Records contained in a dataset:
==*==

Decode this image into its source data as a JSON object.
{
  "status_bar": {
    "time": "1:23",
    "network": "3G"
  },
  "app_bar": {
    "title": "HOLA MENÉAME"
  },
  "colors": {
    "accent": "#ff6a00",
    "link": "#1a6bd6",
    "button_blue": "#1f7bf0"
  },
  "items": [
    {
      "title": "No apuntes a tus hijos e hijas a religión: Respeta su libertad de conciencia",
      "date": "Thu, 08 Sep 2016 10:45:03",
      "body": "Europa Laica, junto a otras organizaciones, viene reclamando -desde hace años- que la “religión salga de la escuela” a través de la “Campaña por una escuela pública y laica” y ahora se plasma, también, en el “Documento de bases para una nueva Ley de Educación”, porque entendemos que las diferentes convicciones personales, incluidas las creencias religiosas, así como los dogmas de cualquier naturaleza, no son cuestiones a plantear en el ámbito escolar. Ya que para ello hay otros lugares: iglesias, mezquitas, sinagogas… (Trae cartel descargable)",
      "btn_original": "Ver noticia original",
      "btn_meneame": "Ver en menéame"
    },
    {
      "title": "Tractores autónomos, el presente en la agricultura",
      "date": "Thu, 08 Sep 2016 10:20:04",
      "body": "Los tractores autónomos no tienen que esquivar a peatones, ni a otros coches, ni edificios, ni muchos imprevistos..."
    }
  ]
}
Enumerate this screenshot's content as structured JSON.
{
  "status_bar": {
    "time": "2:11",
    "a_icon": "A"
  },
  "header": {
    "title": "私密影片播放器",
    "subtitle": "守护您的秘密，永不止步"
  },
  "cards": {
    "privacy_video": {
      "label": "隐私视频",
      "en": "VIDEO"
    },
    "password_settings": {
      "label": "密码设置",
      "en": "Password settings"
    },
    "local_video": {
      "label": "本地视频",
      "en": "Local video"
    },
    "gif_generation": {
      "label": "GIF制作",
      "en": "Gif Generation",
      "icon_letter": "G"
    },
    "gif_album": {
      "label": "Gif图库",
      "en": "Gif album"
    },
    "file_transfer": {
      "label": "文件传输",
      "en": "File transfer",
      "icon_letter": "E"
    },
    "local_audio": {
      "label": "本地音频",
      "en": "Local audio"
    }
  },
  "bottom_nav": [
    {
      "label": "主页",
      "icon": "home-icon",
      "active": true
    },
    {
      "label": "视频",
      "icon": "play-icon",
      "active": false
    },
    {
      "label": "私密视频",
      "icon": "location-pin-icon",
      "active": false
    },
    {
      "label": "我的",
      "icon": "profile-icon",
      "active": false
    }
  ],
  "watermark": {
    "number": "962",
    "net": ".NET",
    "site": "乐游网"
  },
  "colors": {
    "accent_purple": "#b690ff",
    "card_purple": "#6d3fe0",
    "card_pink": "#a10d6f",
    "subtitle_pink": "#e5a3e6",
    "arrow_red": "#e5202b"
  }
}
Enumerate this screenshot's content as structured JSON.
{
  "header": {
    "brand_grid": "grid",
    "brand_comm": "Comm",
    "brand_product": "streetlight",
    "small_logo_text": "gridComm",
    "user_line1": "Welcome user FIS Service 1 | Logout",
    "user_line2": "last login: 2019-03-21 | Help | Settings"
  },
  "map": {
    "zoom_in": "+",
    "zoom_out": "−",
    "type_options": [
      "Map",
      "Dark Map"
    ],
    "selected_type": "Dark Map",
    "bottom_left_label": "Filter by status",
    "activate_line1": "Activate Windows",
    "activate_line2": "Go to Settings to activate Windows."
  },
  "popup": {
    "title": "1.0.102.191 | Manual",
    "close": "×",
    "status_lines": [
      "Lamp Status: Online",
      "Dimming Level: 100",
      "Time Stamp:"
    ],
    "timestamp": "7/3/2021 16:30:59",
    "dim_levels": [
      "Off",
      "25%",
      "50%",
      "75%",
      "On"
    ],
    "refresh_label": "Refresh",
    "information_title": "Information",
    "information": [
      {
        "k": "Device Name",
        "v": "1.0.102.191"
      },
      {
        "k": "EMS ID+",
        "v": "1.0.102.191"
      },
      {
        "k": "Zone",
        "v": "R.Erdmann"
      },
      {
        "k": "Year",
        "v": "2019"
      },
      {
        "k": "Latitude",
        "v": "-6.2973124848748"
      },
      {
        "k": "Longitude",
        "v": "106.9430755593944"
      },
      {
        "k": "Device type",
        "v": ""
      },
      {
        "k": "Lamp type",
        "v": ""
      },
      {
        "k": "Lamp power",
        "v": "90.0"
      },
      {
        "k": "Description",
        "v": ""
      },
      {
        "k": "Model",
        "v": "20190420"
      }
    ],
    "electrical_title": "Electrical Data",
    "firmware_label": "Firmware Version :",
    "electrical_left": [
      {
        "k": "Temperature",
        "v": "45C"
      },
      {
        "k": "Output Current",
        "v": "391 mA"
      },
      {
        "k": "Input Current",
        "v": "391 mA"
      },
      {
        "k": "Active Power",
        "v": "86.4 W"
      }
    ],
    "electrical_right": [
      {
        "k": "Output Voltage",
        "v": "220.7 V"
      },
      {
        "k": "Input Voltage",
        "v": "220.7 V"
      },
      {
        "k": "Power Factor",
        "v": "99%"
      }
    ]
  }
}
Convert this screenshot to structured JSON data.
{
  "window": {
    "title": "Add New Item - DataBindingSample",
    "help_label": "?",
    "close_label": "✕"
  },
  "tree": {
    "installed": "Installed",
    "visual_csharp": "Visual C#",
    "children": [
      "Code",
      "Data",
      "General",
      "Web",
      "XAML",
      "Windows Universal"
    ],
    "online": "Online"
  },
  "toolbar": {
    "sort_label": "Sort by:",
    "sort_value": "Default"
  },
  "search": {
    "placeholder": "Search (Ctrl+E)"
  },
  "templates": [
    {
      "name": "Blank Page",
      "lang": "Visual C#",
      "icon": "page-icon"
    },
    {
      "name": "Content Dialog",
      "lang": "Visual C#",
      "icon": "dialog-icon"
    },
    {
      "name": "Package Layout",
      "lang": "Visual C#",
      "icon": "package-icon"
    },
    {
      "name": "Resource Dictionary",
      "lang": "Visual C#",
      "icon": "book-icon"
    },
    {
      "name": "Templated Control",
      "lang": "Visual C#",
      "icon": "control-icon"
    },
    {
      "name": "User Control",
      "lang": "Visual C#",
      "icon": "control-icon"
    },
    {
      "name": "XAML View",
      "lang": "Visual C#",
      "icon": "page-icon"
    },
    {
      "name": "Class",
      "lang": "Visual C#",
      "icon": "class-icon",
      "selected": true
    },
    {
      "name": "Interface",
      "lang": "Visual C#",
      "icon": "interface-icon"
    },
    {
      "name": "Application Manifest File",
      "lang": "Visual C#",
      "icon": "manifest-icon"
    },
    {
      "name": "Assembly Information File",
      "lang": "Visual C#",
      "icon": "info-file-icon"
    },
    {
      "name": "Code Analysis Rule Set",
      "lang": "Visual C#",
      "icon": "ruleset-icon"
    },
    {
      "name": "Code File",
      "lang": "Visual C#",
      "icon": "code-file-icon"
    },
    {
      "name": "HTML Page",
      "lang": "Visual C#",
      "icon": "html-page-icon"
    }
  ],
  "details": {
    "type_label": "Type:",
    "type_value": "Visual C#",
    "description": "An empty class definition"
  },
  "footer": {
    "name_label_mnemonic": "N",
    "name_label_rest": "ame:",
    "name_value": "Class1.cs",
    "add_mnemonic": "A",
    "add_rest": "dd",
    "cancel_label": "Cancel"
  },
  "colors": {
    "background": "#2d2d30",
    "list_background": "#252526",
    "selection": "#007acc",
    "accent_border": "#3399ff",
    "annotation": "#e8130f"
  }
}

==*==

▶ [Exercise requirements]: Reproduce the entries above in full by retyping them exactly.

▶ [Result]:
Decode this image into its source data as a JSON object.
{
  "status_bar": {
    "time": "1:23",
    "network": "3G"
  },
  "app_bar": {
    "title": "HOLA MENÉAME"
  },
  "colors": {
    "accent": "#ff6a00",
    "link": "#1a6bd6",
    "button_blue": "#1f7bf0"
  },
  "items": [
    {
      "title": "No apuntes a tus hijos e hijas a religión: Respeta su libertad de conciencia",
      "date": "Thu, 08 Sep 2016 10:45:03",
      "body": "Europa Laica, junto a otras organizaciones, viene reclamando -desde hace años- que la “religión salga de la escuela” a través de la “Campaña por una escuela pública y laica” y ahora se plasma, también, en el “Documento de bases para una nueva Ley de Educación”, porque entendemos que las diferentes convicciones personales, incluidas las creencias religiosas, así como los dogmas de cualquier naturaleza, no son cuestiones a plantear en el ámbito escolar. Ya que para ello hay otros lugares: iglesias, mezquitas, sinagogas… (Trae cartel descargable)",
      "btn_original": "Ver noticia original",
      "btn_meneame": "Ver en menéame"
    },
    {
      "title": "Tractores autónomos, el presente en la agricultura",
      "date": "Thu, 08 Sep 2016 10:20:04",
      "body": "Los tractores autónomos no tienen que esquivar a peatones, ni a otros coches, ni edificios, ni muchos imprevistos..."
    }
  ]
}
Enumerate this screenshot's content as structured JSON.
{
  "status_bar": {
    "time": "2:11",
    "a_icon": "A"
  },
  "header": {
    "title": "私密影片播放器",
    "subtitle": "守护您的秘密，永不止步"
  },
  "cards": {
    "privacy_video": {
      "label": "隐私视频",
      "en": "VIDEO"
    },
    "password_settings": {
      "label": "密码设置",
      "en": "Password settings"
    },
    "local_video": {
      "label": "本地视频",
      "en": "Local video"
    },
    "gif_generation": {
      "label": "GIF制作",
      "en": "Gif Generation",
      "icon_letter": "G"
    },
    "gif_album": {
      "label": "Gif图库",
      "en": "Gif album"
    },
    "file_transfer": {
      "label": "文件传输",
      "en": "File transfer",
      "icon_letter": "E"
    },
    "local_audio": {
      "label": "本地音频",
      "en": "Local audio"
    }
  },
  "bottom_nav": [
    {
      "label": "主页",
      "icon": "home-icon",
      "active": true
    },
    {
      "label": "视频",
      "icon": "play-icon",
      "active": false
    },
    {
      "label": "私密视频",
      "icon": "location-pin-icon",
      "active": false
    },
    {
      "label": "我的",
      "icon": "profile-icon",
      "active": false
    }
  ],
  "watermark": {
    "number": "962",
    "net": ".NET",
    "site": "乐游网"
  },
  "colors": {
    "accent_purple": "#b690ff",
    "card_purple": "#6d3fe0",
    "card_pink": "#a10d6f",
    "subtitle_pink": "#e5a3e6",
    "arrow_red": "#e5202b"
  }
}
Enumerate this screenshot's content as structured JSON.
{
  "header": {
    "brand_grid": "grid",
    "brand_comm": "Comm",
    "brand_product": "streetlight",
    "small_logo_text": "gridComm",
    "user_line1": "Welcome user FIS Service 1 | Logout",
    "user_line2": "last login: 2019-03-21 | Help | Settings"
  },
  "map": {
    "zoom_in": "+",
    "zoom_out": "−",
    "type_options": [
      "Map",
      "Dark Map"
    ],
    "selected_type": "Dark Map",
    "bottom_left_label": "Filter by status",
    "activate_line1": "Activate Windows",
    "activate_line2": "Go to Settings to activate Windows."
  },
  "popup": {
    "title": "1.0.102.191 | Manual",
    "close": "×",
    "status_lines": [
      "Lamp Status: Online",
      "Dimming Level: 100",
      "Time Stamp:"
    ],
    "timestamp": "7/3/2021 16:30:59",
    "dim_levels": [
      "Off",
      "25%",
      "50%",
      "75%",
      "On"
    ],
    "refresh_label": "Refresh",
    "information_title": "Information",
    "information": [
      {
        "k": "Device Name",
        "v": "1.0.102.191"
      },
      {
        "k": "EMS ID+",
        "v": "1.0.102.191"
      },
      {
        "k": "Zone",
        "v": "R.Erdmann"
      },
      {
        "k": "Year",
        "v": "2019"
      },
      {
        "k": "Latitude",
        "v": "-6.2973124848748"
      },
      {
        "k": "Longitude",
        "v": "106.9430755593944"
      },
      {
        "k": "Device type",
        "v": ""
      },
      {
        "k": "Lamp type",
        "v": ""
      },
      {
        "k": "Lamp power",
        "v": "90.0"
      },
      {
        "k": "Description",
        "v": ""
      },
      {
        "k": "Model",
        "v": "20190420"
      }
    ],
    "electrical_title": "Electrical Data",
    "firmware_label": "Firmware Version :",
    "electrical_left": [
      {
        "k": "Temperature",
        "v": "45C"
      },
      {
        "k": "Output Current",
        "v": "391 mA"
      },
      {
        "k": "Input Current",
        "v": "391 mA"
      },
      {
        "k": "Active Power",
        "v": "86.4 W"
      }
    ],
    "electrical_right": [
      {
        "k": "Output Voltage",
        "v": "220.7 V"
      },
      {
        "k": "Input Voltage",
        "v": "220.7 V"
      },
      {
        "k": "Power Factor",
        "v": "99%"
      }
    ]
  }
}
Convert this screenshot to structured JSON data.
{
  "window": {
    "title": "Add New Item - DataBindingSample",
    "help_label": "?",
    "close_label": "✕"
  },
  "tree": {
    "installed": "Installed",
    "visual_csharp": "Visual C#",
    "children": [
      "Code",
      "Data",
      "General",
      "Web",
      "XAML",
      "Windows Universal"
    ],
    "online": "Online"
  },
  "toolbar": {
    "sort_label": "Sort by:",
    "sort_value": "Default"
  },
  "search": {
    "placeholder": "Search (Ctrl+E)"
  },
  "templates": [
    {
      "name": "Blank Page",
      "lang": "Visual C#",
      "icon": "page-icon"
    },
    {
      "name": "Content Dialog",
      "lang": "Visual C#",
      "icon": "dialog-icon"
    },
    {
      "name": "Package Layout",
      "lang": "Visual C#",
      "icon": "package-icon"
    },
    {
      "name": "Resource Dictionary",
      "lang": "Visual C#",
      "icon": "book-icon"
    },
    {
      "name": "Templated Control",
      "lang": "Visual C#",
      "icon": "control-icon"
    },
    {
      "name": "User Control",
      "lang": "Visual C#",
      "icon": "control-icon"
    },
    {
      "name": "XAML View",
      "lang": "Visual C#",
      "icon": "page-icon"
    },
    {
      "name": "Class",
      "lang": "Visual C#",
      "icon": "class-icon",
      "selected": true
    },
    {
      "name": "Interface",
      "lang": "Visual C#",
      "icon": "interface-icon"
    },
    {
      "name": "Application Manifest File",
      "lang": "Visual C#",
      "icon": "manifest-icon"
    },
    {
      "name": "Assembly Information File",
      "lang": "Visual C#",
      "icon": "info-file-icon"
    },
    {
      "name": "Code Analysis Rule Set",
      "lang": "Visual C#",
      "icon": "ruleset-icon"
    },
    {
      "name": "Code File",
      "lang": "Visual C#",
      "icon": "code-file-icon"
    },
    {
      "name": "HTML Page",
      "lang": "Visual C#",
      "icon": "html-page-icon"
    }
  ],
  "details": {
    "type_label": "Type:",
    "type_value": "Visual C#",
    "description": "An empty class definition"
  },
  "footer": {
    "name_label_mnemonic": "N",
    "name_label_rest": "ame:",
    "name_value": "Class1.cs",
    "add_mnemonic": "A",
    "add_rest": "dd",
    "cancel_label": "Cancel"
  },
  "colors": {
    "background": "#2d2d30",
    "list_background": "#252526",
    "selection": "#007acc",
    "accent_border": "#3399ff",
    "annotation": "#e8130f"
  }
}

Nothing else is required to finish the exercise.